What needs to be done:
Copy each line holding the string "labels".

Data listing:

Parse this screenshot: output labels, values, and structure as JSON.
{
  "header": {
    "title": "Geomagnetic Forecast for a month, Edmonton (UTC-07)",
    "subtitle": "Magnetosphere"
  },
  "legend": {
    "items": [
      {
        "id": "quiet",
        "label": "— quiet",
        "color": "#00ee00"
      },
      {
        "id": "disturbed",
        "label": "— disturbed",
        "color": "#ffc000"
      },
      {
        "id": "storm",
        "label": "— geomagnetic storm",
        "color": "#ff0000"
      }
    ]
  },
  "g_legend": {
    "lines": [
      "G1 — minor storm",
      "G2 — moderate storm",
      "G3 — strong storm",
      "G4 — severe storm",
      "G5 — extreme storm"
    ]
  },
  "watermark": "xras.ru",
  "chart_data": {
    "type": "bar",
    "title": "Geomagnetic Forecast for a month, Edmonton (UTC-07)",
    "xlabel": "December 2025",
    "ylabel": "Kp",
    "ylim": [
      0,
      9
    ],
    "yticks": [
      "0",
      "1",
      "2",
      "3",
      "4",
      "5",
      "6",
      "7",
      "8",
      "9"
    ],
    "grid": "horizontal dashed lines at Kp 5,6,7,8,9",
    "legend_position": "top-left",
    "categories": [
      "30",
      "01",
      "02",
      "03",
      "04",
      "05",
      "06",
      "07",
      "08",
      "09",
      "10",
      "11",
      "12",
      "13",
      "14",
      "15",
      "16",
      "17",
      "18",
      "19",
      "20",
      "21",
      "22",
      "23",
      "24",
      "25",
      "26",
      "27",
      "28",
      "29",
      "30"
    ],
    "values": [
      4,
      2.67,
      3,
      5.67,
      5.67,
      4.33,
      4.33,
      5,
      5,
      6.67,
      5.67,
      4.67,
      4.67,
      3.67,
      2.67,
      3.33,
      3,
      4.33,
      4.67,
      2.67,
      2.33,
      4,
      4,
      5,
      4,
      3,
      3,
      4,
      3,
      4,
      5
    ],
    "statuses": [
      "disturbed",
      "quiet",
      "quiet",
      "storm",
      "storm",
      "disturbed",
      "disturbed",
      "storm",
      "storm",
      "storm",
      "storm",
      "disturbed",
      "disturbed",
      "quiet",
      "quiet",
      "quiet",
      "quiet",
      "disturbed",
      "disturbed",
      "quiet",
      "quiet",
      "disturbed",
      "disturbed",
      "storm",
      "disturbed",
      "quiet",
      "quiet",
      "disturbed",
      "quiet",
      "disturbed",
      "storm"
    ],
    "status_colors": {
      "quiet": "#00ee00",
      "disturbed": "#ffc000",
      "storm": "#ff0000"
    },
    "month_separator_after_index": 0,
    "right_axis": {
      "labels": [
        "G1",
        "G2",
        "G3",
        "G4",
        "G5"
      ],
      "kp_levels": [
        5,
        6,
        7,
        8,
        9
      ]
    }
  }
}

Worked solution:
Parse this screenshot: output labels, values, and structure as JSON.
      "labels": [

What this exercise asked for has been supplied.